● **STORED ROWS**:
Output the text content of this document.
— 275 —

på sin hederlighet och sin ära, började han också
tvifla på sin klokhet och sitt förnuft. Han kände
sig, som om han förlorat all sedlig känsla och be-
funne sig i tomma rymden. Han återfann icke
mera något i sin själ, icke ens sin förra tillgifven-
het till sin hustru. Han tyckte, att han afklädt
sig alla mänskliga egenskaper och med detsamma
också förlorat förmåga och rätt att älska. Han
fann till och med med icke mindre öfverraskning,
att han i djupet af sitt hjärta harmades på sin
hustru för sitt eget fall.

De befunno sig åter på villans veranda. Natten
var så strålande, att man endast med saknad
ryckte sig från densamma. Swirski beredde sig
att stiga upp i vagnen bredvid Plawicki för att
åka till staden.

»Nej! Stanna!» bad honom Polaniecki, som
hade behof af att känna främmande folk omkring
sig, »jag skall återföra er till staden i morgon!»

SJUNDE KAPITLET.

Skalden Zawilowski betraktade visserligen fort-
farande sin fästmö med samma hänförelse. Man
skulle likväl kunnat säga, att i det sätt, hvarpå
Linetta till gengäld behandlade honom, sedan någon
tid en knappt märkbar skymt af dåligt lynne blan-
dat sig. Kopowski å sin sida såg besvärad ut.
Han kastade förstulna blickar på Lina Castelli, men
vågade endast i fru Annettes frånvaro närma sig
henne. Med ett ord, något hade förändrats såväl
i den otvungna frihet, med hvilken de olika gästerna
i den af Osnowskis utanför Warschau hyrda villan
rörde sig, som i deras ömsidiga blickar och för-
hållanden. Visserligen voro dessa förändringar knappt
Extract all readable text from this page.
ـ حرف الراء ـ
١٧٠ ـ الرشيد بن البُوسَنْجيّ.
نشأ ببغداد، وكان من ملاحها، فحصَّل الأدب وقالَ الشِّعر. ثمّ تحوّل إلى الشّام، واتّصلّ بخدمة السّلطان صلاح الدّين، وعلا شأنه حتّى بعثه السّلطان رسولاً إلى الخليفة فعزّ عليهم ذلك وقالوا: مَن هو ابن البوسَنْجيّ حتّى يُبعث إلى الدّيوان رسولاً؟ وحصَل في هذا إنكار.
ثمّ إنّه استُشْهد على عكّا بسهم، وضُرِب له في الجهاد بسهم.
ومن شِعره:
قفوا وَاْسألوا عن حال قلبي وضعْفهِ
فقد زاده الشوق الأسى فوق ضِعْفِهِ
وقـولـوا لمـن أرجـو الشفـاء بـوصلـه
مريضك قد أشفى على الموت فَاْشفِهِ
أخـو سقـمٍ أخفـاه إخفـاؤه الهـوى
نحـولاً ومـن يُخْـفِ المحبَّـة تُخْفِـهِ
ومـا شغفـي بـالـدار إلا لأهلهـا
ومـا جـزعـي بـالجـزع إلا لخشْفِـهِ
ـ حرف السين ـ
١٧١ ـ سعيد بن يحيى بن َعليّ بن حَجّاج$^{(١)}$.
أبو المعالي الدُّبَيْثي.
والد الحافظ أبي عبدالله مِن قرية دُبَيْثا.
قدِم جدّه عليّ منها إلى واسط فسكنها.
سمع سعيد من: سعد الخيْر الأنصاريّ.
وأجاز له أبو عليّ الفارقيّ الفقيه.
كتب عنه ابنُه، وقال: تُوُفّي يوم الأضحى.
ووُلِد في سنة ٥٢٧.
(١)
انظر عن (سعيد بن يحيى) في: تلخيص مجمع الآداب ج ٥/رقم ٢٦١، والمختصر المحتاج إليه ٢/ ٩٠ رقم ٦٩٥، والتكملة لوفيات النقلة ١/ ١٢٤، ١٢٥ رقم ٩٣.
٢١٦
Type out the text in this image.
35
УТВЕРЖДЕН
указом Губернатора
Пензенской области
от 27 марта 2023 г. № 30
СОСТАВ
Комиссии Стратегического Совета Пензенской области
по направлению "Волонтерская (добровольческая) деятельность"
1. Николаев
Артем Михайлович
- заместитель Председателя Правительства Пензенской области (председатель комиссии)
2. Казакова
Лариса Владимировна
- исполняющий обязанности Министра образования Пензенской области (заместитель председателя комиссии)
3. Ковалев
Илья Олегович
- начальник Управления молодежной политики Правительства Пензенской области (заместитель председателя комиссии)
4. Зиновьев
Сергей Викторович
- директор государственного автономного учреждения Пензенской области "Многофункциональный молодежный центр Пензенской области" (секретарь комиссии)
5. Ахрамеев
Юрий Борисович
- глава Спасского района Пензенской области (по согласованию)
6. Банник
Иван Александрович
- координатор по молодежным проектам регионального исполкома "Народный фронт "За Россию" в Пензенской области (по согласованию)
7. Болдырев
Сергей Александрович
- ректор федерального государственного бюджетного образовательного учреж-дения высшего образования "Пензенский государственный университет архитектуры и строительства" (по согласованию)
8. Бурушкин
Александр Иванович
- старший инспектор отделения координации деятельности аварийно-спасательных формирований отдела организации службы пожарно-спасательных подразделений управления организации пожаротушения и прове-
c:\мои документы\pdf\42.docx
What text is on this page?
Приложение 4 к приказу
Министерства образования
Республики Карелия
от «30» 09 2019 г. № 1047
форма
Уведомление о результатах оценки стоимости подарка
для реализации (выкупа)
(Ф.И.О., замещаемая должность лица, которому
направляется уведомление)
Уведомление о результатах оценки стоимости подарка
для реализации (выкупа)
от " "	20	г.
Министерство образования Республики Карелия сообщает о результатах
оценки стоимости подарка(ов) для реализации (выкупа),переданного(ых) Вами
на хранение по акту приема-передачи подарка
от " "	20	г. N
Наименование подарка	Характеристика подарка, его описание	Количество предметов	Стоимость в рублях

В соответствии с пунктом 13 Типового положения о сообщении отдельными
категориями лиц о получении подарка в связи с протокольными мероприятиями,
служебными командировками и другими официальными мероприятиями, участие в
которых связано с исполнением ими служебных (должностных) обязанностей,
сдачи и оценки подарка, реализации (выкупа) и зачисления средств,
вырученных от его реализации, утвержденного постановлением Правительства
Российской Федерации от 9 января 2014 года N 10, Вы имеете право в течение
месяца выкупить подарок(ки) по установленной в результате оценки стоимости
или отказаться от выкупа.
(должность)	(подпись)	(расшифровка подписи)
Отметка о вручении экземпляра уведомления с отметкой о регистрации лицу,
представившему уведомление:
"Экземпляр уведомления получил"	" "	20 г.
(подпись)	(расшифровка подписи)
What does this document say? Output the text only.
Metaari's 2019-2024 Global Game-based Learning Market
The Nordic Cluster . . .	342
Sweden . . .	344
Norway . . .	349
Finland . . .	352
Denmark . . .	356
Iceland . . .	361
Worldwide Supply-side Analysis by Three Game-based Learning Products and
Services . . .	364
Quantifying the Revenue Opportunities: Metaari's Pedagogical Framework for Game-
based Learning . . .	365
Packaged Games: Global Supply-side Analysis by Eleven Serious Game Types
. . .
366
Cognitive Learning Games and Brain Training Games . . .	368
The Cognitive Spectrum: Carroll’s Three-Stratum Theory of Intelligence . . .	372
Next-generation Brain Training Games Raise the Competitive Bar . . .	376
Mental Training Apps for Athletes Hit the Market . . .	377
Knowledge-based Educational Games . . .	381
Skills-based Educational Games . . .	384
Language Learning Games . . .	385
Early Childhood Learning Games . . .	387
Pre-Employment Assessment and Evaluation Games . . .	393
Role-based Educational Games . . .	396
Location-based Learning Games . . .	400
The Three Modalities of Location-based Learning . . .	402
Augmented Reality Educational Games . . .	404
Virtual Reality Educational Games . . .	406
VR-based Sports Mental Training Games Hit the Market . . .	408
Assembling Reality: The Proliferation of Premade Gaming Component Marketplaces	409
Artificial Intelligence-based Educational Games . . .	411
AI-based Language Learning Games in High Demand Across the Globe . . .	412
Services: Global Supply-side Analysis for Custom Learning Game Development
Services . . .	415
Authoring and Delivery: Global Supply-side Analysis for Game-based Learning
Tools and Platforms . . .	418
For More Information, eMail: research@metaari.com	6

● **WHAT YOU SHOULD DO**:
Go through the material and copy out every line with "Three" in it.

● **REPLY**:
Worldwide Supply-side Analysis by Three Game-based Learning Products and
The Cognitive Spectrum: Carroll’s Three-Stratum Theory of Intelligence . . .	372
The Three Modalities of Location-based Learning . . .	402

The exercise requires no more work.